» WHAT THE TASK ASKS
Determine the number of lines in the listing below where the string "data" occurs; answer with the number alone.

» EXCERPTED RECORDS
/---

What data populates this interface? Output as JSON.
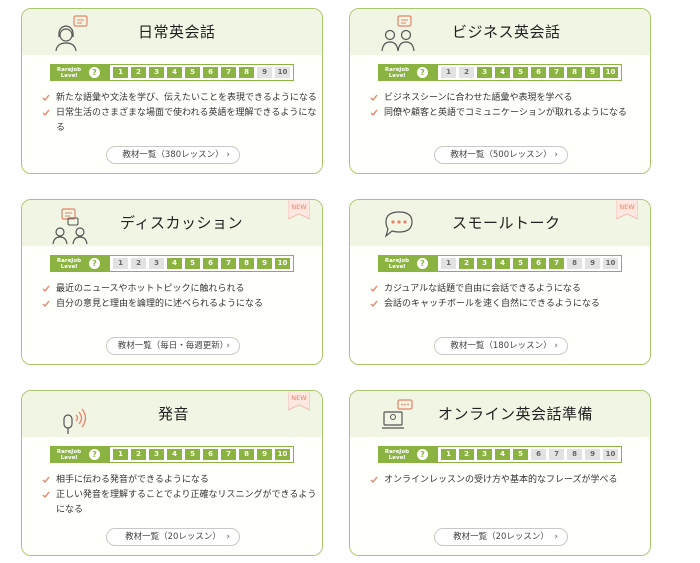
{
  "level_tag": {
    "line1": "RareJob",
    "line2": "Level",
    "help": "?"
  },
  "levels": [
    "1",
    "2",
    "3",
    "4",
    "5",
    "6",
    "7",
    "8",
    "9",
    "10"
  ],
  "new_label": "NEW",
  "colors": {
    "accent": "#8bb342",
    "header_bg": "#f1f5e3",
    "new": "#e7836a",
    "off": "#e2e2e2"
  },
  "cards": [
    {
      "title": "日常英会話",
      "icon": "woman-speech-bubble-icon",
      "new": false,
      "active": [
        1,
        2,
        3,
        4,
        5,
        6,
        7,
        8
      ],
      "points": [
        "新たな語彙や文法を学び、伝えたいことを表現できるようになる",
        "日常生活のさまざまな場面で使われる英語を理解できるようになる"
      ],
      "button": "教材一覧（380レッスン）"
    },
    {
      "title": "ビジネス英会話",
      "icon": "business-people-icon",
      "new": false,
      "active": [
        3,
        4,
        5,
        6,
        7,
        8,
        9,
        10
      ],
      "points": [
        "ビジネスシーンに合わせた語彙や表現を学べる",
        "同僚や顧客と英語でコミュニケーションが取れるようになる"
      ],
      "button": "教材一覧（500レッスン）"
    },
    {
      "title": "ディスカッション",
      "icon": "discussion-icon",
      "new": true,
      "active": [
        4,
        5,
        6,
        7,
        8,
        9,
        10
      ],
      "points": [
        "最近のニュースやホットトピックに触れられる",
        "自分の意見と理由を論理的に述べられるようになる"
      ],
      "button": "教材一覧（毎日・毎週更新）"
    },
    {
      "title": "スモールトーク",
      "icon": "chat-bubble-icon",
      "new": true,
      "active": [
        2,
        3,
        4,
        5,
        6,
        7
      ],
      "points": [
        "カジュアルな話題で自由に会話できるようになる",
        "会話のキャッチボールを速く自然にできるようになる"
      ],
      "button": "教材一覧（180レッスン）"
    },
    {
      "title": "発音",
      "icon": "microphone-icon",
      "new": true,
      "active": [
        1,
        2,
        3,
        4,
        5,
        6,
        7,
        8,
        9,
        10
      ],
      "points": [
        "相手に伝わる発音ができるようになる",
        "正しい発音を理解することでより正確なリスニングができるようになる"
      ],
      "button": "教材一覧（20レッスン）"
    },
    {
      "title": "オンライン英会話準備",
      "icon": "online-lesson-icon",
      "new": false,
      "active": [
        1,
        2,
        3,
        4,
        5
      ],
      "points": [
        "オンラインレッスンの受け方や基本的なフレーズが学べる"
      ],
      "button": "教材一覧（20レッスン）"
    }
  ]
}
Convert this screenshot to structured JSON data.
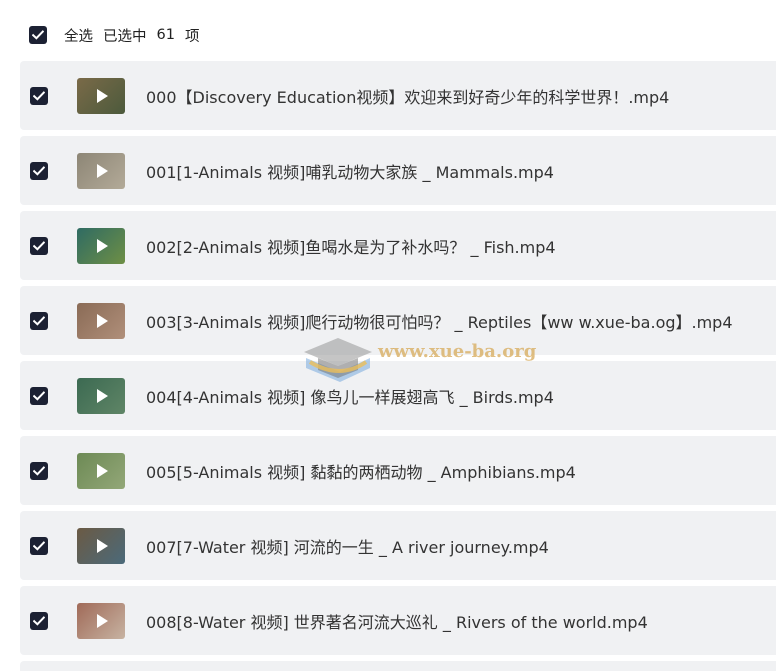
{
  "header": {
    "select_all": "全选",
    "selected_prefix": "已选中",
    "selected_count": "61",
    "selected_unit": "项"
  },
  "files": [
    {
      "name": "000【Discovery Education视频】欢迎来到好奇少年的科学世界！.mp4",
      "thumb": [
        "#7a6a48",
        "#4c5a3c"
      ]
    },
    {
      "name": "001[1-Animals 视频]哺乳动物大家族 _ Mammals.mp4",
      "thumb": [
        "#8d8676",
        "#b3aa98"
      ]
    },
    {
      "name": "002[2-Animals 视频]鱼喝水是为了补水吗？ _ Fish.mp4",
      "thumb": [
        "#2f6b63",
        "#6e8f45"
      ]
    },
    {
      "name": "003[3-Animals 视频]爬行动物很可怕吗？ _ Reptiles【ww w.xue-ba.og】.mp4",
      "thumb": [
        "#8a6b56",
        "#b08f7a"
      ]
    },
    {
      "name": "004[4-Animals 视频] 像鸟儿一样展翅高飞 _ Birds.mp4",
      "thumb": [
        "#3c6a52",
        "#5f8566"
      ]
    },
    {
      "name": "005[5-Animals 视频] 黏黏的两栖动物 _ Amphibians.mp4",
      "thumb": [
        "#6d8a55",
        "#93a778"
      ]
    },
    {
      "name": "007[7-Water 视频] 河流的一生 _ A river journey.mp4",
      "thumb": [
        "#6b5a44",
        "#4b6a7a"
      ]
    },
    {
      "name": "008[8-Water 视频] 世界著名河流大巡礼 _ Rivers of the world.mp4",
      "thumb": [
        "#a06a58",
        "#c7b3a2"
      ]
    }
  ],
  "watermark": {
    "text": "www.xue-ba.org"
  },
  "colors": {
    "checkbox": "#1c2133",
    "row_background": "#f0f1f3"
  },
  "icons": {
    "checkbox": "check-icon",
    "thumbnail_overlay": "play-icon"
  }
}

\---
/---

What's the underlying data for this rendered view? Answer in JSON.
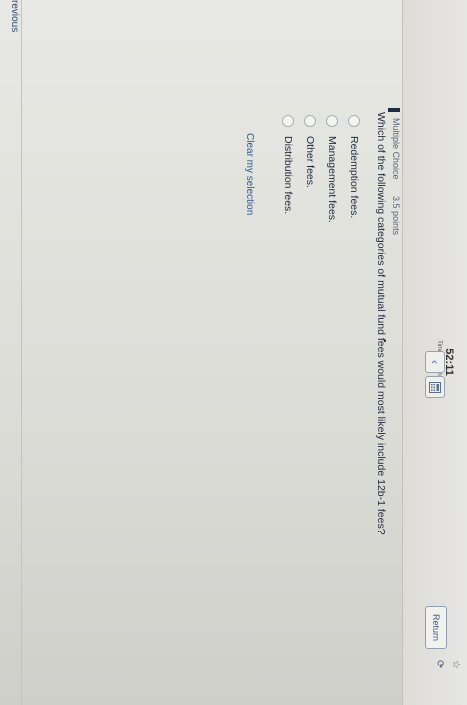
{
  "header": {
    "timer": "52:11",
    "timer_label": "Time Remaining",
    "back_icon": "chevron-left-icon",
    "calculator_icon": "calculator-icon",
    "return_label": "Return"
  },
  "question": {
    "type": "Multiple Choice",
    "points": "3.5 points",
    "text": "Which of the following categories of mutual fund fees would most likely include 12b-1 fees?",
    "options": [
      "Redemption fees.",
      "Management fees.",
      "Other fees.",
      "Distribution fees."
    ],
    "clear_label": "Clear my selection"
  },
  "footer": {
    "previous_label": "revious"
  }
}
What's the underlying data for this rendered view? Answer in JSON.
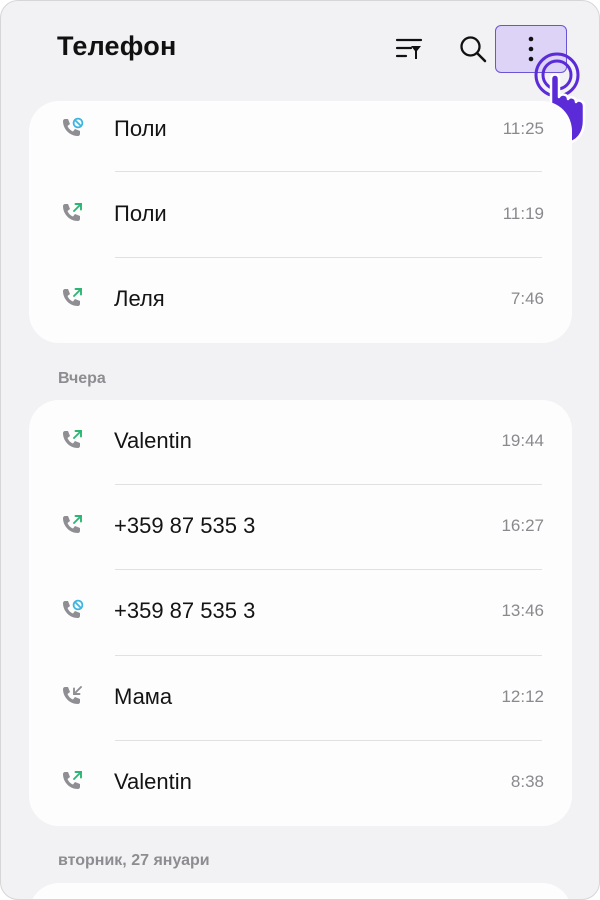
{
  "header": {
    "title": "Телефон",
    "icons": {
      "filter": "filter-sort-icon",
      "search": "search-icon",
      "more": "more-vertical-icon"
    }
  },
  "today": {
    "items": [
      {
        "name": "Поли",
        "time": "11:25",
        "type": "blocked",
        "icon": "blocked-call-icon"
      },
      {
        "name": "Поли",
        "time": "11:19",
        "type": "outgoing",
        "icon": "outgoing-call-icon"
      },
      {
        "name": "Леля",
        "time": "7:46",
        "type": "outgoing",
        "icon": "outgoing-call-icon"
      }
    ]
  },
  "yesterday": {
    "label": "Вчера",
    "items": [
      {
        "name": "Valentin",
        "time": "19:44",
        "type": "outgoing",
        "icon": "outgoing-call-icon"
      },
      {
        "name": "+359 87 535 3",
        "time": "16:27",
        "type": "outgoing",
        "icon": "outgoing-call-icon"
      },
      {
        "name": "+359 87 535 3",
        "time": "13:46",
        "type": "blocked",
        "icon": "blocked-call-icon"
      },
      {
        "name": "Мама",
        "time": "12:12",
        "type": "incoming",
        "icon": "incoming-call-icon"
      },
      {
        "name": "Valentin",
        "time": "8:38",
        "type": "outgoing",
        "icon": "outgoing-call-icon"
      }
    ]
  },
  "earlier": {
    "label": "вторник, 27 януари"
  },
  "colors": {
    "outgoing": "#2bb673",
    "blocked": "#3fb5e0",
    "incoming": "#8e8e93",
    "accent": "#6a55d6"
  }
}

\---

» THE SOLUTION
4